# [TASK REQUIREMENTS]
Every entry needs to be printed exactly, please.

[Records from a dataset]
______
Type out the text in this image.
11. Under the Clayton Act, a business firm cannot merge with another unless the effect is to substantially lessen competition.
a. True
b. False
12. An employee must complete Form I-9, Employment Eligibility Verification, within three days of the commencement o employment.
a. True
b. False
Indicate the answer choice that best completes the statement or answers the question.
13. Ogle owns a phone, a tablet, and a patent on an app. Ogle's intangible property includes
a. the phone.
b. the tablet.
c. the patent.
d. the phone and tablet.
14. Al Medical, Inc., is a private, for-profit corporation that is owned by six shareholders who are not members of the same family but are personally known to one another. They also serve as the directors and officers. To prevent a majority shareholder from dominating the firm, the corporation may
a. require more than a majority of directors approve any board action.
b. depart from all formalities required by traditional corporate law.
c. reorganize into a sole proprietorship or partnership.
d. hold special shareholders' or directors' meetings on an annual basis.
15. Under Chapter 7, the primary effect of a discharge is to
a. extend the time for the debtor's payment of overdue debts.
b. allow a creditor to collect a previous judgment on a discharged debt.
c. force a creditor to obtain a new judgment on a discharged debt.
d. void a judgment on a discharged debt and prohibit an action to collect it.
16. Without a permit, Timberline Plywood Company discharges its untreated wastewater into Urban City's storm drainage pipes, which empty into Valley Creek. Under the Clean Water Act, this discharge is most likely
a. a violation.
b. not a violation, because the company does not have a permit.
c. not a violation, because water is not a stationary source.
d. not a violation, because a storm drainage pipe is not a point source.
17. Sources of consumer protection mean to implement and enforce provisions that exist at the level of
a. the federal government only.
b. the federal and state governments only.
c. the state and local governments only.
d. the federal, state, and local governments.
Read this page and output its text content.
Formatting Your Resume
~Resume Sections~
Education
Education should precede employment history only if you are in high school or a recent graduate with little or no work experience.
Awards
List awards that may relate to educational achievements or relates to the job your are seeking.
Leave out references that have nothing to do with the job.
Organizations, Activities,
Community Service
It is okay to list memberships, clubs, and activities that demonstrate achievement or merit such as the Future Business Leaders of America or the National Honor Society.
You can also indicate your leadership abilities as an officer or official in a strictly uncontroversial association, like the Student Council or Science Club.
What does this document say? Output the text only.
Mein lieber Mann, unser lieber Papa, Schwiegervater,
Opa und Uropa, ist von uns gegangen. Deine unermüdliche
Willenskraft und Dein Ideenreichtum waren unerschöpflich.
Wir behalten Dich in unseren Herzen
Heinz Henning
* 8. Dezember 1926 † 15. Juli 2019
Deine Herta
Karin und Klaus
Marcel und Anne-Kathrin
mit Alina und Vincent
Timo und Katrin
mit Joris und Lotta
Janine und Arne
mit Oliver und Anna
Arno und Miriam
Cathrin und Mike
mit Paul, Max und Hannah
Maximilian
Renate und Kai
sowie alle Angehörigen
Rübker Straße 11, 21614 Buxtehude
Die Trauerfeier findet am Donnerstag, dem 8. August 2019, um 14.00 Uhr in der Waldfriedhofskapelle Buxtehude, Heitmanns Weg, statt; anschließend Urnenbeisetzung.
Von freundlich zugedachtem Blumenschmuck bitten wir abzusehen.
______
# [SOLUTION TO THIS EXERCISE]
Type out the text in this image.
11. Under the Clayton Act, a business firm cannot merge with another unless the effect is to substantially lessen competition.
a. True
b. False
12. An employee must complete Form I-9, Employment Eligibility Verification, within three days of the commencement o employment.
a. True
b. False
Indicate the answer choice that best completes the statement or answers the question.
13. Ogle owns a phone, a tablet, and a patent on an app. Ogle's intangible property includes
a. the phone.
b. the tablet.
c. the patent.
d. the phone and tablet.
14. Al Medical, Inc., is a private, for-profit corporation that is owned by six shareholders who are not members of the same family but are personally known to one another. They also serve as the directors and officers. To prevent a majority shareholder from dominating the firm, the corporation may
a. require more than a majority of directors approve any board action.
b. depart from all formalities required by traditional corporate law.
c. reorganize into a sole proprietorship or partnership.
d. hold special shareholders' or directors' meetings on an annual basis.
15. Under Chapter 7, the primary effect of a discharge is to
a. extend the time for the debtor's payment of overdue debts.
b. allow a creditor to collect a previous judgment on a discharged debt.
c. force a creditor to obtain a new judgment on a discharged debt.
d. void a judgment on a discharged debt and prohibit an action to collect it.
16. Without a permit, Timberline Plywood Company discharges its untreated wastewater into Urban City's storm drainage pipes, which empty into Valley Creek. Under the Clean Water Act, this discharge is most likely
a. a violation.
b. not a violation, because the company does not have a permit.
c. not a violation, because water is not a stationary source.
d. not a violation, because a storm drainage pipe is not a point source.
17. Sources of consumer protection mean to implement and enforce provisions that exist at the level of
a. the federal government only.
b. the federal and state governments only.
c. the state and local governments only.
d. the federal, state, and local governments.
Read this page and output its text content.
Formatting Your Resume
~Resume Sections~
Education
Education should precede employment history only if you are in high school or a recent graduate with little or no work experience.
Awards
List awards that may relate to educational achievements or relates to the job your are seeking.
Leave out references that have nothing to do with the job.
Organizations, Activities,
Community Service
It is okay to list memberships, clubs, and activities that demonstrate achievement or merit such as the Future Business Leaders of America or the National Honor Society.
You can also indicate your leadership abilities as an officer or official in a strictly uncontroversial association, like the Student Council or Science Club.
What does this document say? Output the text only.
Mein lieber Mann, unser lieber Papa, Schwiegervater,
Opa und Uropa, ist von uns gegangen. Deine unermüdliche
Willenskraft und Dein Ideenreichtum waren unerschöpflich.
Wir behalten Dich in unseren Herzen
Heinz Henning
* 8. Dezember 1926 † 15. Juli 2019
Deine Herta
Karin und Klaus
Marcel und Anne-Kathrin
mit Alina und Vincent
Timo und Katrin
mit Joris und Lotta
Janine und Arne
mit Oliver und Anna
Arno und Miriam
Cathrin und Mike
mit Paul, Max und Hannah
Maximilian
Renate und Kai
sowie alle Angehörigen
Rübker Straße 11, 21614 Buxtehude
Die Trauerfeier findet am Donnerstag, dem 8. August 2019, um 14.00 Uhr in der Waldfriedhofskapelle Buxtehude, Heitmanns Weg, statt; anschließend Urnenbeisetzung.
Von freundlich zugedachtem Blumenschmuck bitten wir abzusehen.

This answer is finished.